◆ Goal
Locate the word "them" in the data below, then copy every line that holds it.

[Dataset items]
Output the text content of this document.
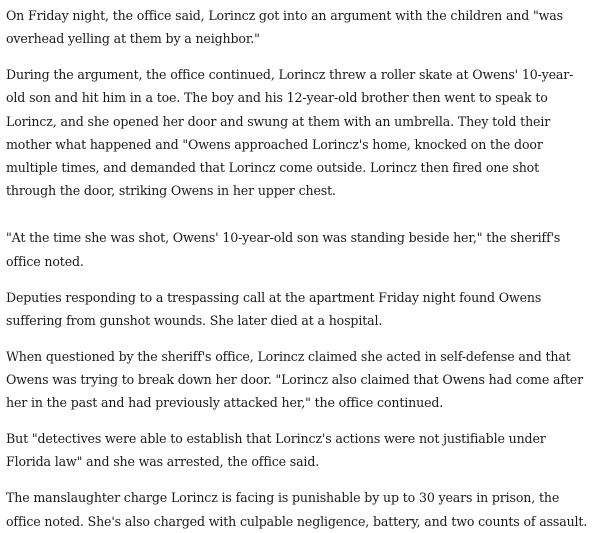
On Friday night, the office said, Lorincz got into an argument with the children and "was overhead yelling at them by a neighbor."

During the argument, the office continued, Lorincz threw a roller skate at Owens' 10-year-old son and hit him in a toe. The boy and his 12-year-old brother then went to speak to Lorincz, and she opened her door and swung at them with an umbrella. They told their mother what happened and "Owens approached Lorincz's home, knocked on the door multiple times, and demanded that Lorincz come outside. Lorincz then fired one shot through the door, striking Owens in her upper chest.

"At the time she was shot, Owens' 10-year-old son was standing beside her," the sheriff's office noted.

Deputies responding to a trespassing call at the apartment Friday night found Owens suffering from gunshot wounds. She later died at a hospital.

When questioned by the sheriff's office, Lorincz claimed she acted in self-defense and that Owens was trying to break down her door. "Lorincz also claimed that Owens had come after her in the past and had previously attacked her," the office continued.

But "detectives were able to establish that Lorincz's actions were not justifiable under Florida law" and she was arrested, the office said.

The manslaughter charge Lorincz is facing is punishable by up to 30 years in prison, the office noted. She's also charged with culpable negligence, battery, and two counts of assault.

◆ Answer in full
On Friday night, the office said, Lorincz got into an argument with the children and "was overhead yelling at them by a neighbor."
During the argument, the office continued, Lorincz threw a roller skate at Owens' 10-year-old son and hit him in a toe. The boy and his 12-year-old brother then went to speak to Lorincz, and she opened her door and swung at them with an umbrella. They told their mother what happened and "Owens approached Lorincz's home, knocked on the door multiple times, and demanded that Lorincz come outside. Lorincz then fired one shot through the door, striking Owens in her upper chest.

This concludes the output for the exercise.